■ **Available records**:

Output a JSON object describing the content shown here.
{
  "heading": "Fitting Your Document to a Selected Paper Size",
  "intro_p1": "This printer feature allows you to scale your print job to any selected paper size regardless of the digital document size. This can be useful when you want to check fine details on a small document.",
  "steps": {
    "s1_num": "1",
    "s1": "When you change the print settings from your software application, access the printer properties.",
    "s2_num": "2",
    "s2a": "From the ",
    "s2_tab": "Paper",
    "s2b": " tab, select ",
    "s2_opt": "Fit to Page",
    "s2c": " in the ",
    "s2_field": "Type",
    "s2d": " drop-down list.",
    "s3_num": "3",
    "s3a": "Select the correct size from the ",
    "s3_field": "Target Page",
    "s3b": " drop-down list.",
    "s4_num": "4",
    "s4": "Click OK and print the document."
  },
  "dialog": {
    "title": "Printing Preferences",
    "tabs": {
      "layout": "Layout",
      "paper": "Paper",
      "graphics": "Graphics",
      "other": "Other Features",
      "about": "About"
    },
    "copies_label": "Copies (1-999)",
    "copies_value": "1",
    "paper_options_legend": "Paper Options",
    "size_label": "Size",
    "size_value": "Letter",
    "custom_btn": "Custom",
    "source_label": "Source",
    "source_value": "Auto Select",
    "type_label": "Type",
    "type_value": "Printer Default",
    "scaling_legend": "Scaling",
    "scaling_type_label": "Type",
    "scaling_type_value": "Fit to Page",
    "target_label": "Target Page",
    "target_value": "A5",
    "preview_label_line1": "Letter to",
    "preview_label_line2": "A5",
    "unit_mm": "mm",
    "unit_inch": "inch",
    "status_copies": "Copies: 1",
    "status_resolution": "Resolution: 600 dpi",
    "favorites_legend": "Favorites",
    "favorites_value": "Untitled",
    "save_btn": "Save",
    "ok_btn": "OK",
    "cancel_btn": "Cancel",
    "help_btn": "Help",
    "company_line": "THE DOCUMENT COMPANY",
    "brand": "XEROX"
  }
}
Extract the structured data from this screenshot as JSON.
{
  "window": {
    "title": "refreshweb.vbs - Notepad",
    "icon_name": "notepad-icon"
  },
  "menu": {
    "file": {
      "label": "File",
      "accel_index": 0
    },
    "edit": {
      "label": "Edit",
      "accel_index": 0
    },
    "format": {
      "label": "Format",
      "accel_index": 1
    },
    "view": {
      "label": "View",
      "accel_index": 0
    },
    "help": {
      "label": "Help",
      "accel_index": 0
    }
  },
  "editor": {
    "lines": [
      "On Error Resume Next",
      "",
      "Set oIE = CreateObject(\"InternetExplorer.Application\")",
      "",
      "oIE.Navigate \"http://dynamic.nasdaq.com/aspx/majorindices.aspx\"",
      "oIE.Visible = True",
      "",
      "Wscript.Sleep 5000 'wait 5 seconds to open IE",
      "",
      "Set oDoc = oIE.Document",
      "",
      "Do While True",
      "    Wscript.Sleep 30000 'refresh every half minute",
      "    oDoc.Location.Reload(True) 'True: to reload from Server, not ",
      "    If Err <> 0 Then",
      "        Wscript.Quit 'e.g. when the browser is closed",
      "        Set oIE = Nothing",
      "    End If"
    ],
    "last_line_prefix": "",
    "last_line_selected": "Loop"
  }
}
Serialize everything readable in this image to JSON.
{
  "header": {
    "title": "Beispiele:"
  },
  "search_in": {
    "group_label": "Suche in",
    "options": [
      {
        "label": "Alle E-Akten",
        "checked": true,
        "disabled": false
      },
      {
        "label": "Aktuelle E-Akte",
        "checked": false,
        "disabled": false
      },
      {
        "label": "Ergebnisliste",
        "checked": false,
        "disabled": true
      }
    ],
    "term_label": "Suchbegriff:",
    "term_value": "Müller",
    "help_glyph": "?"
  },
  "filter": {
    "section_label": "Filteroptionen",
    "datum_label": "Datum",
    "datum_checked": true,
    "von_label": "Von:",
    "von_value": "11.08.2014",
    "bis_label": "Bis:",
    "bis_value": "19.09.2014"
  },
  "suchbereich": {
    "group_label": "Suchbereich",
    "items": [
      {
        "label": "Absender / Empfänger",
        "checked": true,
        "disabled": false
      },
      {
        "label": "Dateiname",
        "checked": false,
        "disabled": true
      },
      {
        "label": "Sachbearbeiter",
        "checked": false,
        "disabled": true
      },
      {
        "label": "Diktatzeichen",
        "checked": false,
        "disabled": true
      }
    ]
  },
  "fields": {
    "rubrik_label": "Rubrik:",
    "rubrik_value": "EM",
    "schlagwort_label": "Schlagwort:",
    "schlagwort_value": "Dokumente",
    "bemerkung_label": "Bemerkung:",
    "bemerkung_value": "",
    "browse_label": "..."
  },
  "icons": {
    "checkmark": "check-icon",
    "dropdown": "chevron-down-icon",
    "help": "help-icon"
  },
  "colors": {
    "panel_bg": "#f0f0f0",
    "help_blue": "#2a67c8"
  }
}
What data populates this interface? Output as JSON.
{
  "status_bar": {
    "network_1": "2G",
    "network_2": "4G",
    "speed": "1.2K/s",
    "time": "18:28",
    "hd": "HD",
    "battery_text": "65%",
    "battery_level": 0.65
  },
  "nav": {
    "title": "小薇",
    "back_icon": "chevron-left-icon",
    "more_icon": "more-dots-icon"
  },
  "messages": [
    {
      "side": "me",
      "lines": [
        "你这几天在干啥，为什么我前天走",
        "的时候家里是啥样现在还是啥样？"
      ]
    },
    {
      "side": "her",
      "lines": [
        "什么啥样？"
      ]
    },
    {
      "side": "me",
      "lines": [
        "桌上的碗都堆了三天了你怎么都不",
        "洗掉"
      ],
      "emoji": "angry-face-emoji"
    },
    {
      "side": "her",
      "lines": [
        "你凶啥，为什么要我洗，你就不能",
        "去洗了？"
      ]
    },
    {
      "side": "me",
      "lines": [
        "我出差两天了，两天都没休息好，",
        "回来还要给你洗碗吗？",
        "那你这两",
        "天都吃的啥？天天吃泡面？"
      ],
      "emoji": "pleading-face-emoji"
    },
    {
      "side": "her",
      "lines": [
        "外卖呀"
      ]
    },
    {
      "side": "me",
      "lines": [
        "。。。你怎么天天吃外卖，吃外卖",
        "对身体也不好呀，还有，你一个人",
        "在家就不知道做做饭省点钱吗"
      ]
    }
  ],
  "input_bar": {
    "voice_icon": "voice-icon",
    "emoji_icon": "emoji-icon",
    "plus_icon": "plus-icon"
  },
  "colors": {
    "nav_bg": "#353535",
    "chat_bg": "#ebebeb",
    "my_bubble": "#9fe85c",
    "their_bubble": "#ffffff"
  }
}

■ **Exercise description**:
Write out each line of the data above again, exactly as given.

■ **Solution for this problem**:
Output a JSON object describing the content shown here.
{
  "heading": "Fitting Your Document to a Selected Paper Size",
  "intro_p1": "This printer feature allows you to scale your print job to any selected paper size regardless of the digital document size. This can be useful when you want to check fine details on a small document.",
  "steps": {
    "s1_num": "1",
    "s1": "When you change the print settings from your software application, access the printer properties.",
    "s2_num": "2",
    "s2a": "From the ",
    "s2_tab": "Paper",
    "s2b": " tab, select ",
    "s2_opt": "Fit to Page",
    "s2c": " in the ",
    "s2_field": "Type",
    "s2d": " drop-down list.",
    "s3_num": "3",
    "s3a": "Select the correct size from the ",
    "s3_field": "Target Page",
    "s3b": " drop-down list.",
    "s4_num": "4",
    "s4": "Click OK and print the document."
  },
  "dialog": {
    "title": "Printing Preferences",
    "tabs": {
      "layout": "Layout",
      "paper": "Paper",
      "graphics": "Graphics",
      "other": "Other Features",
      "about": "About"
    },
    "copies_label": "Copies (1-999)",
    "copies_value": "1",
    "paper_options_legend": "Paper Options",
    "size_label": "Size",
    "size_value": "Letter",
    "custom_btn": "Custom",
    "source_label": "Source",
    "source_value": "Auto Select",
    "type_label": "Type",
    "type_value": "Printer Default",
    "scaling_legend": "Scaling",
    "scaling_type_label": "Type",
    "scaling_type_value": "Fit to Page",
    "target_label": "Target Page",
    "target_value": "A5",
    "preview_label_line1": "Letter to",
    "preview_label_line2": "A5",
    "unit_mm": "mm",
    "unit_inch": "inch",
    "status_copies": "Copies: 1",
    "status_resolution": "Resolution: 600 dpi",
    "favorites_legend": "Favorites",
    "favorites_value": "Untitled",
    "save_btn": "Save",
    "ok_btn": "OK",
    "cancel_btn": "Cancel",
    "help_btn": "Help",
    "company_line": "THE DOCUMENT COMPANY",
    "brand": "XEROX"
  }
}
Extract the structured data from this screenshot as JSON.
{
  "window": {
    "title": "refreshweb.vbs - Notepad",
    "icon_name": "notepad-icon"
  },
  "menu": {
    "file": {
      "label": "File",
      "accel_index": 0
    },
    "edit": {
      "label": "Edit",
      "accel_index": 0
    },
    "format": {
      "label": "Format",
      "accel_index": 1
    },
    "view": {
      "label": "View",
      "accel_index": 0
    },
    "help": {
      "label": "Help",
      "accel_index": 0
    }
  },
  "editor": {
    "lines": [
      "On Error Resume Next",
      "",
      "Set oIE = CreateObject(\"InternetExplorer.Application\")",
      "",
      "oIE.Navigate \"http://dynamic.nasdaq.com/aspx/majorindices.aspx\"",
      "oIE.Visible = True",
      "",
      "Wscript.Sleep 5000 'wait 5 seconds to open IE",
      "",
      "Set oDoc = oIE.Document",
      "",
      "Do While True",
      "    Wscript.Sleep 30000 'refresh every half minute",
      "    oDoc.Location.Reload(True) 'True: to reload from Server, not ",
      "    If Err <> 0 Then",
      "        Wscript.Quit 'e.g. when the browser is closed",
      "        Set oIE = Nothing",
      "    End If"
    ],
    "last_line_prefix": "",
    "last_line_selected": "Loop"
  }
}
Serialize everything readable in this image to JSON.
{
  "header": {
    "title": "Beispiele:"
  },
  "search_in": {
    "group_label": "Suche in",
    "options": [
      {
        "label": "Alle E-Akten",
        "checked": true,
        "disabled": false
      },
      {
        "label": "Aktuelle E-Akte",
        "checked": false,
        "disabled": false
      },
      {
        "label": "Ergebnisliste",
        "checked": false,
        "disabled": true
      }
    ],
    "term_label": "Suchbegriff:",
    "term_value": "Müller",
    "help_glyph": "?"
  },
  "filter": {
    "section_label": "Filteroptionen",
    "datum_label": "Datum",
    "datum_checked": true,
    "von_label": "Von:",
    "von_value": "11.08.2014",
    "bis_label": "Bis:",
    "bis_value": "19.09.2014"
  },
  "suchbereich": {
    "group_label": "Suchbereich",
    "items": [
      {
        "label": "Absender / Empfänger",
        "checked": true,
        "disabled": false
      },
      {
        "label": "Dateiname",
        "checked": false,
        "disabled": true
      },
      {
        "label": "Sachbearbeiter",
        "checked": false,
        "disabled": true
      },
      {
        "label": "Diktatzeichen",
        "checked": false,
        "disabled": true
      }
    ]
  },
  "fields": {
    "rubrik_label": "Rubrik:",
    "rubrik_value": "EM",
    "schlagwort_label": "Schlagwort:",
    "schlagwort_value": "Dokumente",
    "bemerkung_label": "Bemerkung:",
    "bemerkung_value": "",
    "browse_label": "..."
  },
  "icons": {
    "checkmark": "check-icon",
    "dropdown": "chevron-down-icon",
    "help": "help-icon"
  },
  "colors": {
    "panel_bg": "#f0f0f0",
    "help_blue": "#2a67c8"
  }
}
What data populates this interface? Output as JSON.
{
  "status_bar": {
    "network_1": "2G",
    "network_2": "4G",
    "speed": "1.2K/s",
    "time": "18:28",
    "hd": "HD",
    "battery_text": "65%",
    "battery_level": 0.65
  },
  "nav": {
    "title": "小薇",
    "back_icon": "chevron-left-icon",
    "more_icon": "more-dots-icon"
  },
  "messages": [
    {
      "side": "me",
      "lines": [
        "你这几天在干啥，为什么我前天走",
        "的时候家里是啥样现在还是啥样？"
      ]
    },
    {
      "side": "her",
      "lines": [
        "什么啥样？"
      ]
    },
    {
      "side": "me",
      "lines": [
        "桌上的碗都堆了三天了你怎么都不",
        "洗掉"
      ],
      "emoji": "angry-face-emoji"
    },
    {
      "side": "her",
      "lines": [
        "你凶啥，为什么要我洗，你就不能",
        "去洗了？"
      ]
    },
    {
      "side": "me",
      "lines": [
        "我出差两天了，两天都没休息好，",
        "回来还要给你洗碗吗？",
        "那你这两",
        "天都吃的啥？天天吃泡面？"
      ],
      "emoji": "pleading-face-emoji"
    },
    {
      "side": "her",
      "lines": [
        "外卖呀"
      ]
    },
    {
      "side": "me",
      "lines": [
        "。。。你怎么天天吃外卖，吃外卖",
        "对身体也不好呀，还有，你一个人",
        "在家就不知道做做饭省点钱吗"
      ]
    }
  ],
  "input_bar": {
    "voice_icon": "voice-icon",
    "emoji_icon": "emoji-icon",
    "plus_icon": "plus-icon"
  },
  "colors": {
    "nav_bg": "#353535",
    "chat_bg": "#ebebeb",
    "my_bubble": "#9fe85c",
    "their_bubble": "#ffffff"
  }
}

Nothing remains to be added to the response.